> _Directions for this task_: Transcribe all records exactly.

══ Material for the task

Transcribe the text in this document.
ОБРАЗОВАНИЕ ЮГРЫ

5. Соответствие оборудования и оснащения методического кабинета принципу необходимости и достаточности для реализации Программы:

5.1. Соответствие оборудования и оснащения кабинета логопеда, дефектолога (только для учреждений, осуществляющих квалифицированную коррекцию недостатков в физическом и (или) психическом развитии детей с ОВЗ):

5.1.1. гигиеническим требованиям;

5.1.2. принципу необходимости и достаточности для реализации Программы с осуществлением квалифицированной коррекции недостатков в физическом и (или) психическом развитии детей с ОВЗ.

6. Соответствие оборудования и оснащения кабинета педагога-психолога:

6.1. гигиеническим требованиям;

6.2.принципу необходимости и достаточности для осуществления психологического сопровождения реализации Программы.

════

> _The response_:
Transcribe the text in this document.
ОБРАЗОВАНИЕ ЮГРЫ

5. Соответствие оборудования и оснащения методического кабинета принципу необходимости и достаточности для реализации Программы:

5.1. Соответствие оборудования и оснащения кабинета логопеда, дефектолога (только для учреждений, осуществляющих квалифицированную коррекцию недостатков в физическом и (или) психическом развитии детей с ОВЗ):

5.1.1. гигиеническим требованиям;

5.1.2. принципу необходимости и достаточности для реализации Программы с осуществлением квалифицированной коррекции недостатков в физическом и (или) психическом развитии детей с ОВЗ.

6. Соответствие оборудования и оснащения кабинета педагога-психолога:

6.1. гигиеническим требованиям;

6.2.принципу необходимости и достаточности для осуществления психологического сопровождения реализации Программы.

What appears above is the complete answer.